* **Brief**: Search the listing for the string "offenses" and copy every line that contains it.
########
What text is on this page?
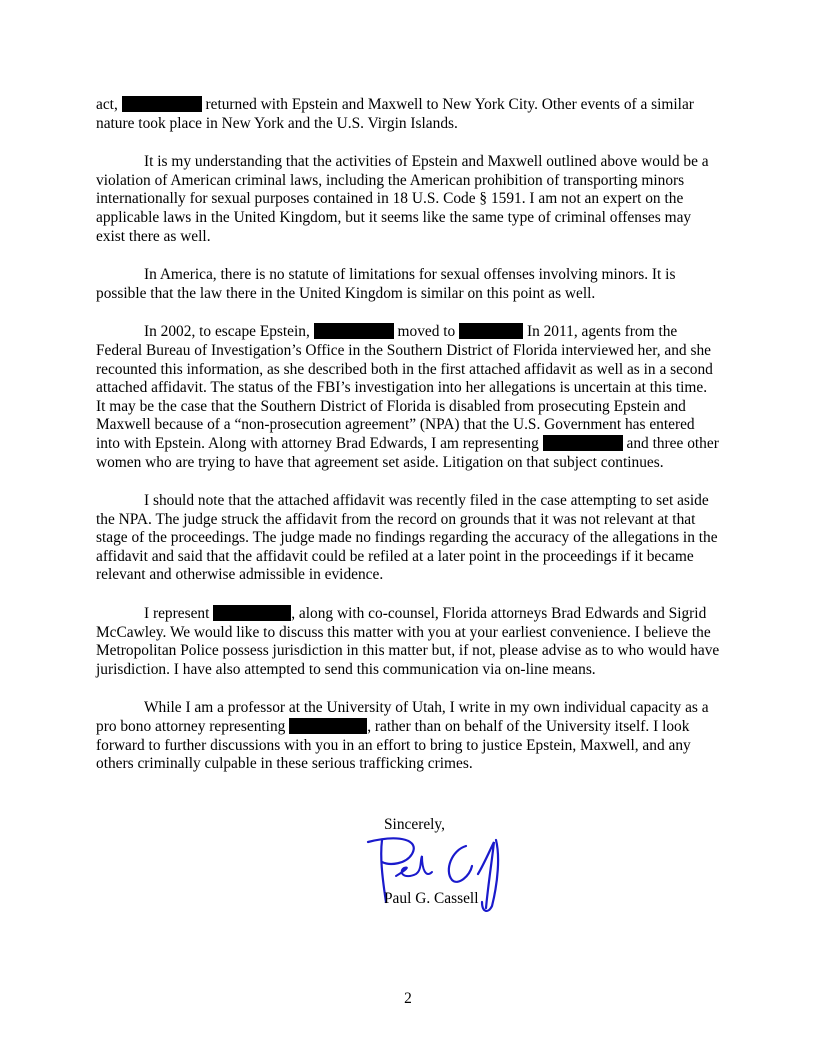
act,	returned with Epstein and Maxwell to New York City. Other events of a similar nature took place in New York and the U.S. Virgin Islands.

It is my understanding that the activities of Epstein and Maxwell outlined above would be a violation of American criminal laws, including the American prohibition of transporting minors internationally for sexual purposes contained in 18 U.S. Code § 1591. I am not an expert on the applicable laws in the United Kingdom, but it seems like the same type of criminal offenses may exist there as well.

In America, there is no statute of limitations for sexual offenses involving minors. It is possible that the law there in the United Kingdom is similar on this point as well.

In 2002, to escape Epstein,	moved to	In 2011, agents from the Federal Bureau of Investigation’s Office in the Southern District of Florida interviewed her, and she recounted this information, as she described both in the first attached affidavit as well as in a second attached affidavit. The status of the FBI’s investigation into her allegations is uncertain at this time. It may be the case that the Southern District of Florida is disabled from prosecuting Epstein and Maxwell because of a “non-prosecution agreement” (NPA) that the U.S. Government has entered into with Epstein. Along with attorney Brad Edwards, I am representing	and three other women who are trying to have that agreement set aside. Litigation on that subject continues.

I should note that the attached affidavit was recently filed in the case attempting to set aside the NPA. The judge struck the affidavit from the record on grounds that it was not relevant at that stage of the proceedings. The judge made no findings regarding the accuracy of the allegations in the affidavit and said that the affidavit could be refiled at a later point in the proceedings if it became relevant and otherwise admissible in evidence.

I represent	, along with co-counsel, Florida attorneys Brad Edwards and Sigrid McCawley. We would like to discuss this matter with you at your earliest convenience. I believe the Metropolitan Police possess jurisdiction in this matter but, if not, please advise as to who would have jurisdiction. I have also attempted to send this communication via on-line means.

While I am a professor at the University of Utah, I write in my own individual capacity as a pro bono attorney representing	, rather than on behalf of the University itself. I look forward to further discussions with you in an effort to bring to justice Epstein, Maxwell, and any others criminally culpable in these serious trafficking crimes.

Sincerely,
Paul G. Cassell
2
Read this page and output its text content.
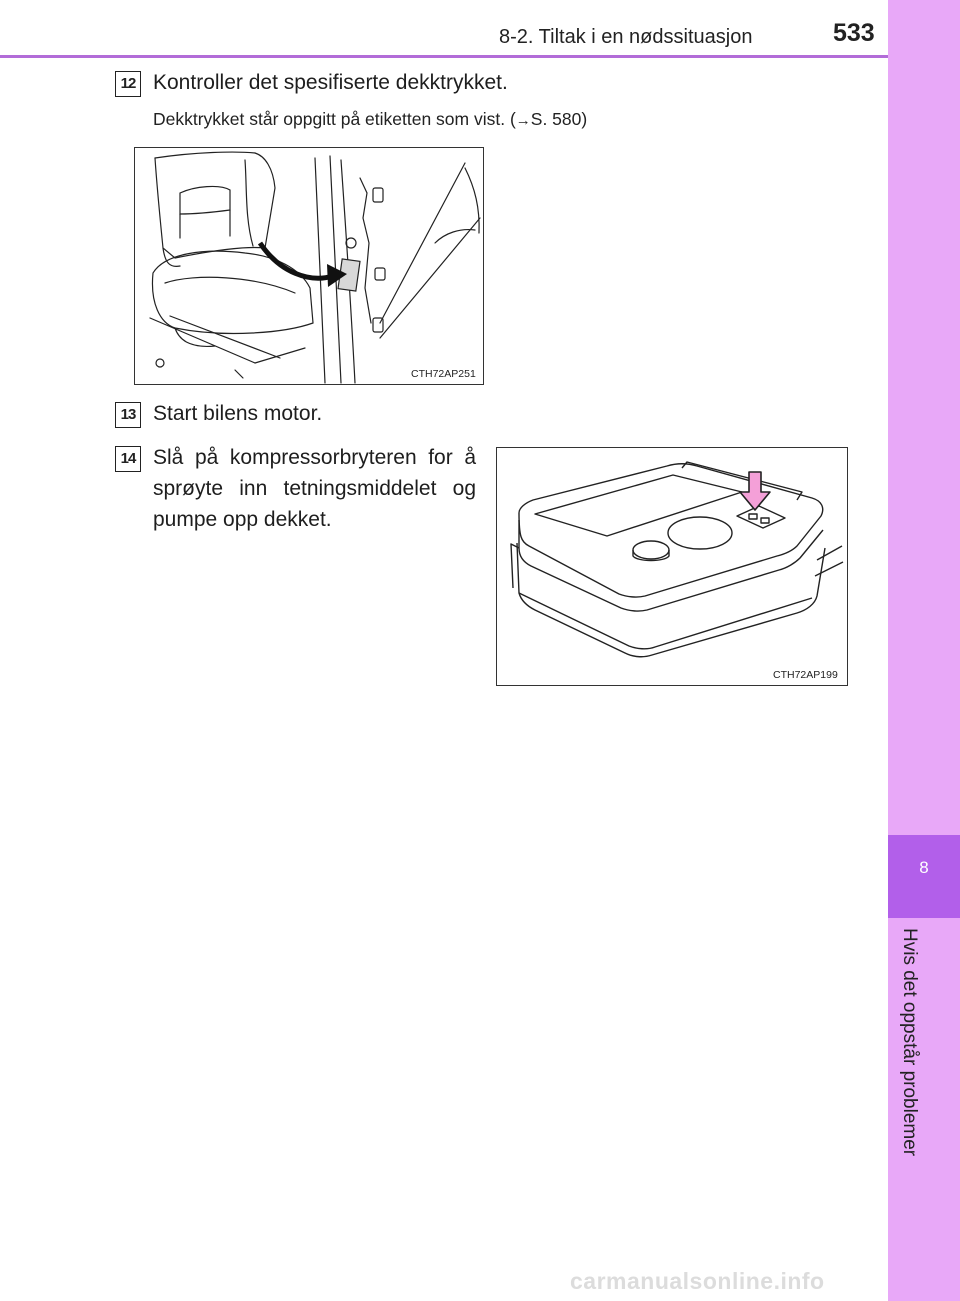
8-2. Tiltak i en nødssituasjon	533
8
Hvis det oppstår problemer
12 Kontroller det spesifiserte dekktrykket.
Dekktrykket står oppgitt på etiketten som vist. (→S. 580)
CTH72AP251
13 Start bilens motor.
14 Slå på kompressorbryteren for å sprøyte inn tetningsmiddelet og pumpe opp dekket.
CTH72AP199
carmanualsonline.info
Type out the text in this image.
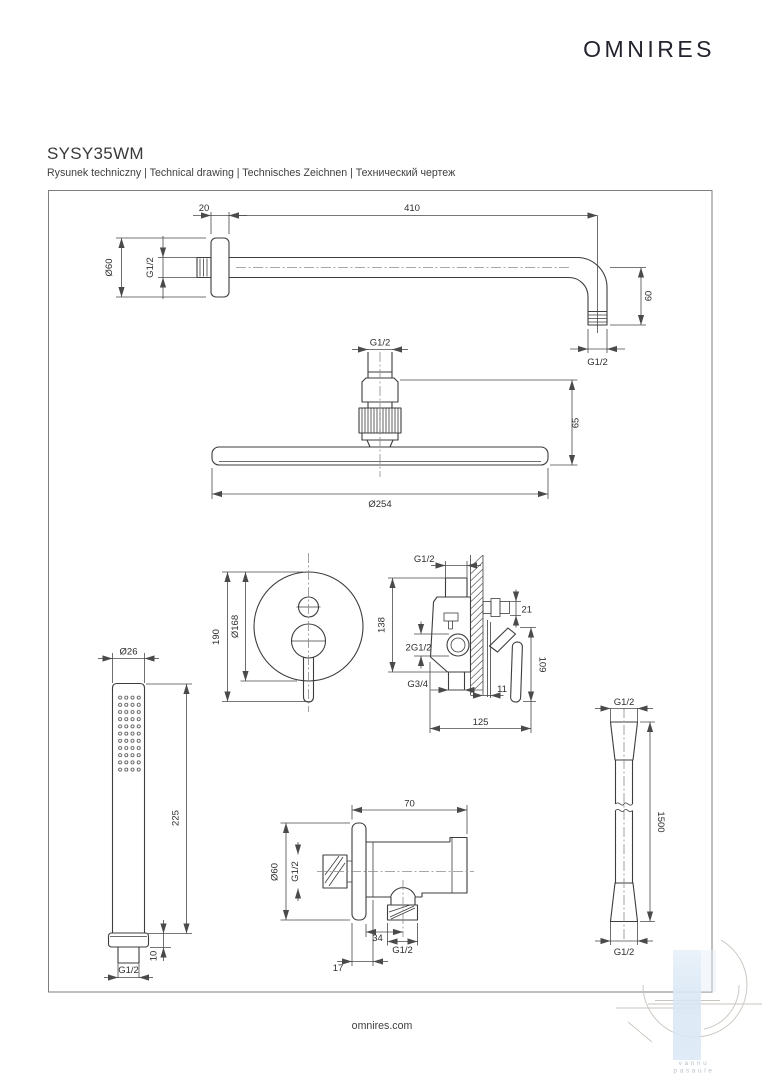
OMNIRES
SYSY35WM
Rysunek techniczny | Technical drawing | Technisches Zeichnen | Технический чертеж
20	410
Ø60	G1/2
60
G1/2
G1/2
65
Ø254
190 Ø168
G1/2
138
21
2G1/2
G3/4	11
109
125
Ø26
225
10
G1/2
70
Ø60 G1/2
34
G1/2
17
G1/2
1500
G1/2
vannu
pasaule
omnires.com
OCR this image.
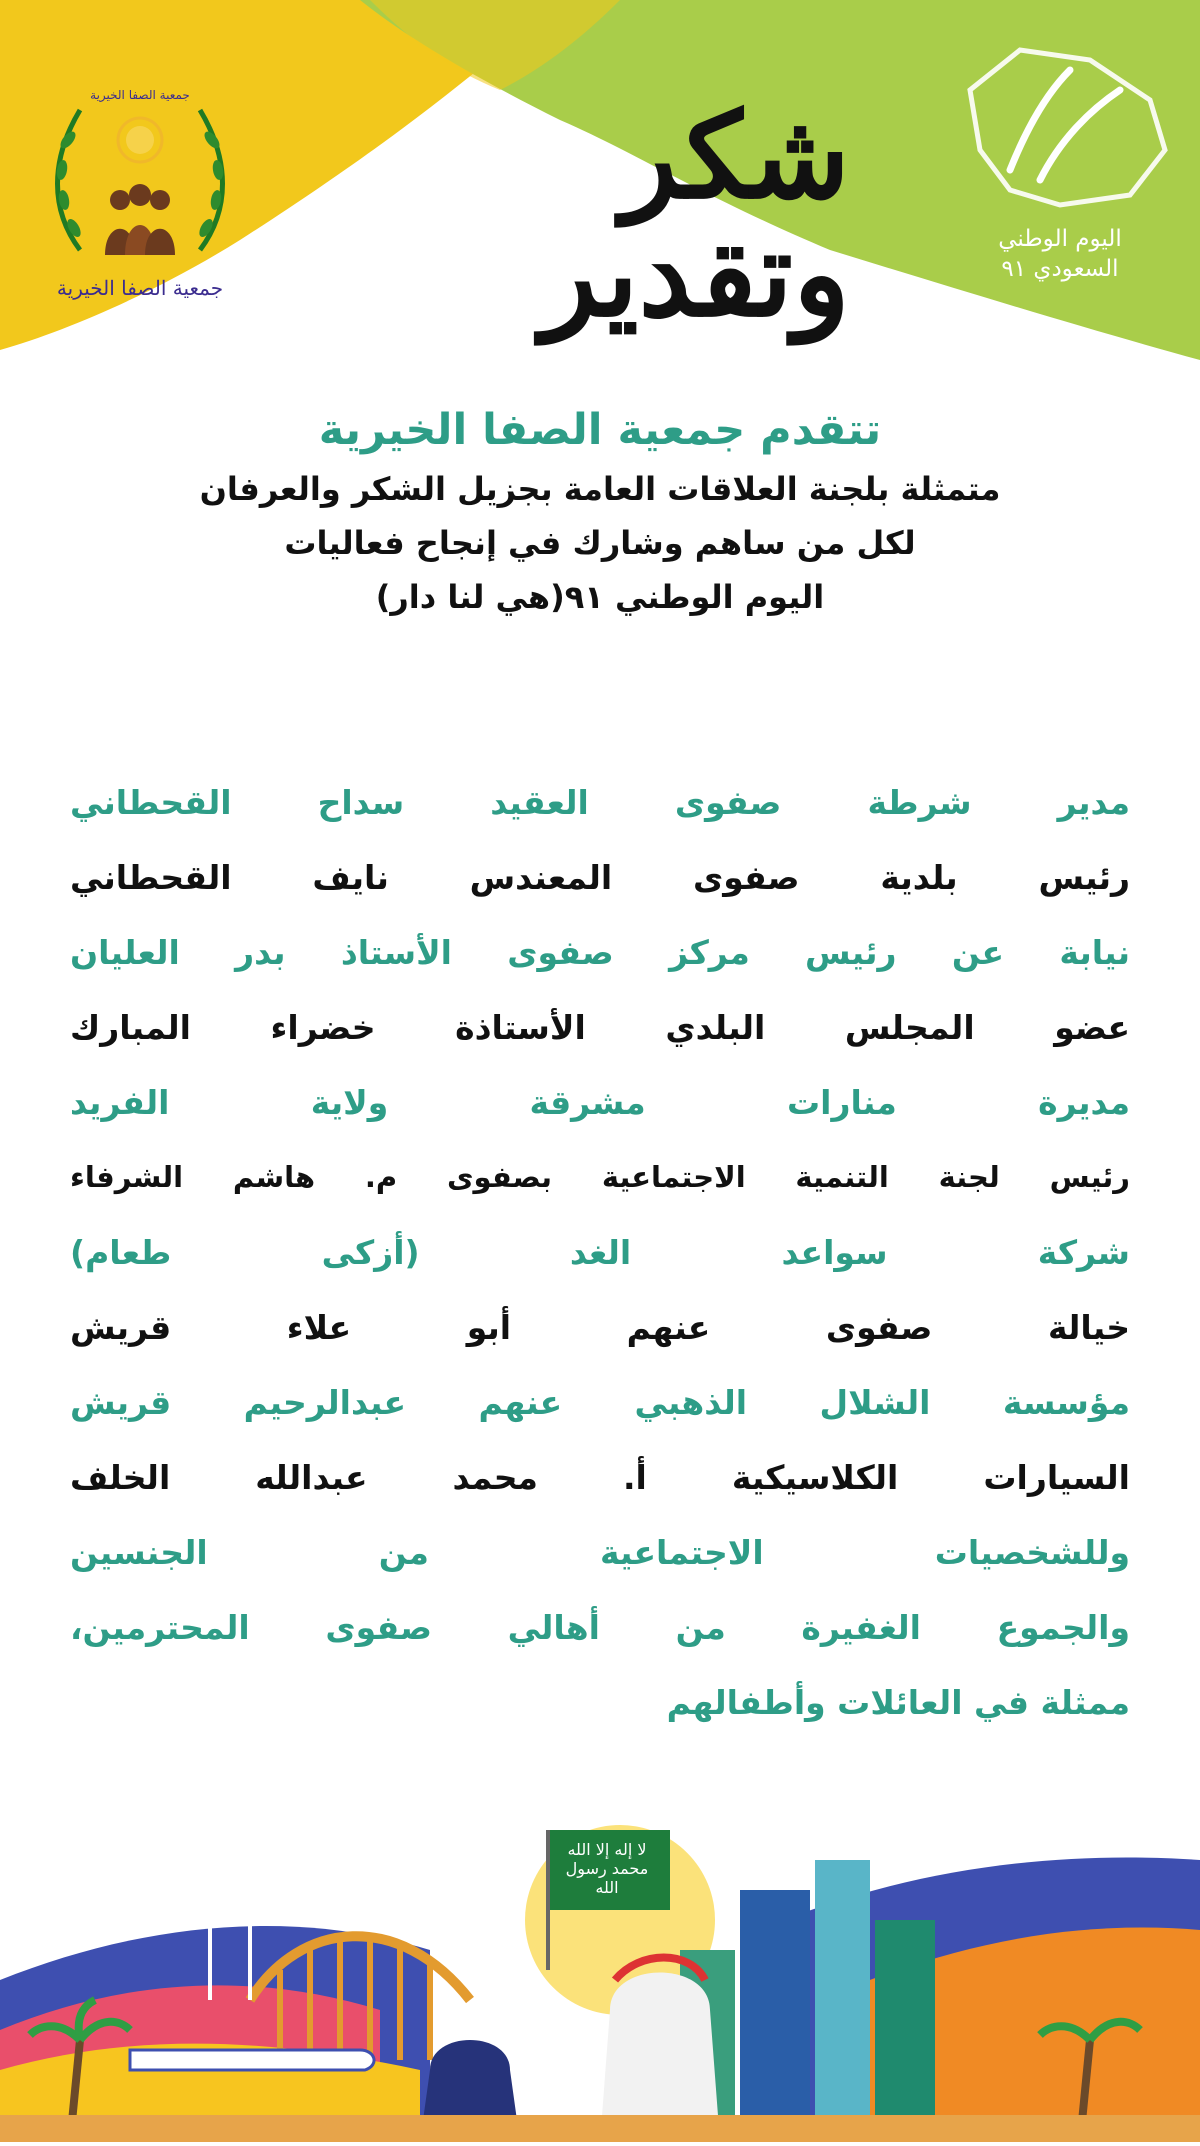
جمعية الصفا الخيرية
جمعية الصفا الخيرية
شكر وتقدير	اليوم الوطني
السعودي ٩١

تتقدم جمعية الصفا الخيرية

متمثلة بلجنة العلاقات العامة بجزيل الشكر والعرفان

لكل من ساهم وشارك في إنجاح فعاليات

اليوم الوطني ٩١(هي لنا دار)

مدير شرطة صفوى العقيد سداح القحطاني
رئيس بلدية صفوى المعندس نايف القحطاني
نيابة عن رئيس مركز صفوى الأستاذ بدر العليان
عضو المجلس البلدي الأستاذة خضراء المبارك
مديرة منارات مشرقة ولاية الفريد
رئيس لجنة التنمية الاجتماعية بصفوى م. هاشم الشرفاء
شركة سواعد الغد (أزكى طعام)
خيالة صفوى عنهم أبو علاء قريش
مؤسسة الشلال الذهبي عنهم عبدالرحيم قريش
السيارات الكلاسيكية أ. محمد عبدالله الخلف
وللشخصيات الاجتماعية من الجنسين
والجموع الغفيرة من أهالي صفوى المحترمين،
ممثلة في العائلات وأطفالهم
لا إله إلا الله محمد رسول الله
########
* **Answer to this problem**:
It is my understanding that the activities of Epstein and Maxwell outlined above would be a violation of American criminal laws, including the American prohibition of transporting minors internationally for sexual purposes contained in 18 U.S. Code § 1591. I am not an expert on the applicable laws in the United Kingdom, but it seems like the same type of criminal offenses may exist there as well.
In America, there is no statute of limitations for sexual offenses involving minors. It is possible that the law there in the United Kingdom is similar on this point as well.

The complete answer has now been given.